-------- Recorded data
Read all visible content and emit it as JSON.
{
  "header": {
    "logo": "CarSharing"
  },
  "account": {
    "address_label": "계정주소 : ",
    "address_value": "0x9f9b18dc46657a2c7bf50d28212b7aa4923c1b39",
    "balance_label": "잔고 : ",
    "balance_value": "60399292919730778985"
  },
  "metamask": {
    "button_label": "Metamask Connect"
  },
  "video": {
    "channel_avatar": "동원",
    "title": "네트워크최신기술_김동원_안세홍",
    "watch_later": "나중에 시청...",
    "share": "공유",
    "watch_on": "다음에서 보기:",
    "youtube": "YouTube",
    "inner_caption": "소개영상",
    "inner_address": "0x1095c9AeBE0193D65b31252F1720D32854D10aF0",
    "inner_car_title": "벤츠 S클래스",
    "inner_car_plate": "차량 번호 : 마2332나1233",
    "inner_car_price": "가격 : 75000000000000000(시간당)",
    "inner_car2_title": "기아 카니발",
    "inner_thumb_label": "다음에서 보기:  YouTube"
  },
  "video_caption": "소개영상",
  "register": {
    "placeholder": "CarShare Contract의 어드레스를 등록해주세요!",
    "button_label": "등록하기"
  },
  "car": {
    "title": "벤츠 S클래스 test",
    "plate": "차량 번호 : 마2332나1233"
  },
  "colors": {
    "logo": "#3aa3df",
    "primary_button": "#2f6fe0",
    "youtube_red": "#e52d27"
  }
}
----------------
-------- Recorded data
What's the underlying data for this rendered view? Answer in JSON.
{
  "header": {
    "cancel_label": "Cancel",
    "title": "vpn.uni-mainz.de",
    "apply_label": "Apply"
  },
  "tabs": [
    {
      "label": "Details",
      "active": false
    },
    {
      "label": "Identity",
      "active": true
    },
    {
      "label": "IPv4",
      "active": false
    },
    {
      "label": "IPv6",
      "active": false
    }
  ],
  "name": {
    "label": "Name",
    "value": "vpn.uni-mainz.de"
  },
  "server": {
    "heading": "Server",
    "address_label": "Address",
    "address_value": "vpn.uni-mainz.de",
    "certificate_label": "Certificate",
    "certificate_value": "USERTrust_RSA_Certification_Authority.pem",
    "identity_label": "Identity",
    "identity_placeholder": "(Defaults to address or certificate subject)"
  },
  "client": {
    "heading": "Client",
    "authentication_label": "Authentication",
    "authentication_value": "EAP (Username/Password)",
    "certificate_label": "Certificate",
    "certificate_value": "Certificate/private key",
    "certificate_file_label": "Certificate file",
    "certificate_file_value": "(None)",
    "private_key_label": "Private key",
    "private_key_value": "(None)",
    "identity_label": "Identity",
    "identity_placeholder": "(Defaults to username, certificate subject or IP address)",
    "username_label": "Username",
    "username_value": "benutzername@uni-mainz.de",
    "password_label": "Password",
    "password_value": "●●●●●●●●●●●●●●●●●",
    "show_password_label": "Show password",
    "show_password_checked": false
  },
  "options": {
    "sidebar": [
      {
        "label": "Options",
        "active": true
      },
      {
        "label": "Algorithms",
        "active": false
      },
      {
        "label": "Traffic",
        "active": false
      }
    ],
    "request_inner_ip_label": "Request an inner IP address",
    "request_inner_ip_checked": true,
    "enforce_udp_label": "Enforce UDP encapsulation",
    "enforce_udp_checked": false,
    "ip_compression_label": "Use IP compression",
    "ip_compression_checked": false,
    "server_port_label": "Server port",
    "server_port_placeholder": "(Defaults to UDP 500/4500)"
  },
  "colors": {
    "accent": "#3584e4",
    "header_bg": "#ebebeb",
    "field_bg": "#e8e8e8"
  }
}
----------------
## To be done
Within the entries above, work out how many lines contain the word "mainz". The number alone is the answer.

## Full response
4